_REQUIRED WORK_.
Write out all of the entries exactly, please.

_RECORDS SUPPLIED_.
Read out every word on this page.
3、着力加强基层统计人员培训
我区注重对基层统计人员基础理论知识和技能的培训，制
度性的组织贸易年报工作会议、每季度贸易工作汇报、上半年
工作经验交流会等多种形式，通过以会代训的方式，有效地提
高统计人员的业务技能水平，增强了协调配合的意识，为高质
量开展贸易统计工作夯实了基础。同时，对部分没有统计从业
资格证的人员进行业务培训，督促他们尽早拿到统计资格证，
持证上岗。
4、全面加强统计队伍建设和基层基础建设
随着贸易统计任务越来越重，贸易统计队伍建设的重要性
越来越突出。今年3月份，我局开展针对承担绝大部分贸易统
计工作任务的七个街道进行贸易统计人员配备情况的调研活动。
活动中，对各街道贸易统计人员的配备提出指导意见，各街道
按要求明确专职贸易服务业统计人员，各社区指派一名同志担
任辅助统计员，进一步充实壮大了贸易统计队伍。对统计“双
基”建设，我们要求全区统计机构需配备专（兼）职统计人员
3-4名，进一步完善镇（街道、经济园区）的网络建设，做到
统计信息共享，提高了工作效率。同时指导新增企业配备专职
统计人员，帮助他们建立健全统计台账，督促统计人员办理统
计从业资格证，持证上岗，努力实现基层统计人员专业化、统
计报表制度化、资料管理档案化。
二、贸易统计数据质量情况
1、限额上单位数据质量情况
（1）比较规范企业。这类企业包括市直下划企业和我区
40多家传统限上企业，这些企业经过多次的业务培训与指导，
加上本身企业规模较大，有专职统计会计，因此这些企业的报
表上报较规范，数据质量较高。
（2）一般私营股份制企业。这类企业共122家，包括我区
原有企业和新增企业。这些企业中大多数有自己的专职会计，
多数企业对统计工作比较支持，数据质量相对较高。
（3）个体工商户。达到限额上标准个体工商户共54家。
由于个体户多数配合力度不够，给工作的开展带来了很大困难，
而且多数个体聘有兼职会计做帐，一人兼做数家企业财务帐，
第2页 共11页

_TASK SOLUTION_.
Read out every word on this page.
3、着力加强基层统计人员培训
我区注重对基层统计人员基础理论知识和技能的培训，制
度性的组织贸易年报工作会议、每季度贸易工作汇报、上半年
工作经验交流会等多种形式，通过以会代训的方式，有效地提
高统计人员的业务技能水平，增强了协调配合的意识，为高质
量开展贸易统计工作夯实了基础。同时，对部分没有统计从业
资格证的人员进行业务培训，督促他们尽早拿到统计资格证，
持证上岗。
4、全面加强统计队伍建设和基层基础建设
随着贸易统计任务越来越重，贸易统计队伍建设的重要性
越来越突出。今年3月份，我局开展针对承担绝大部分贸易统
计工作任务的七个街道进行贸易统计人员配备情况的调研活动。
活动中，对各街道贸易统计人员的配备提出指导意见，各街道
按要求明确专职贸易服务业统计人员，各社区指派一名同志担
任辅助统计员，进一步充实壮大了贸易统计队伍。对统计“双
基”建设，我们要求全区统计机构需配备专（兼）职统计人员
3-4名，进一步完善镇（街道、经济园区）的网络建设，做到
统计信息共享，提高了工作效率。同时指导新增企业配备专职
统计人员，帮助他们建立健全统计台账，督促统计人员办理统
计从业资格证，持证上岗，努力实现基层统计人员专业化、统
计报表制度化、资料管理档案化。
二、贸易统计数据质量情况
1、限额上单位数据质量情况
（1）比较规范企业。这类企业包括市直下划企业和我区
40多家传统限上企业，这些企业经过多次的业务培训与指导，
加上本身企业规模较大，有专职统计会计，因此这些企业的报
表上报较规范，数据质量较高。
（2）一般私营股份制企业。这类企业共122家，包括我区
原有企业和新增企业。这些企业中大多数有自己的专职会计，
多数企业对统计工作比较支持，数据质量相对较高。
（3）个体工商户。达到限额上标准个体工商户共54家。
由于个体户多数配合力度不够，给工作的开展带来了很大困难，
而且多数个体聘有兼职会计做帐，一人兼做数家企业财务帐，
第2页 共11页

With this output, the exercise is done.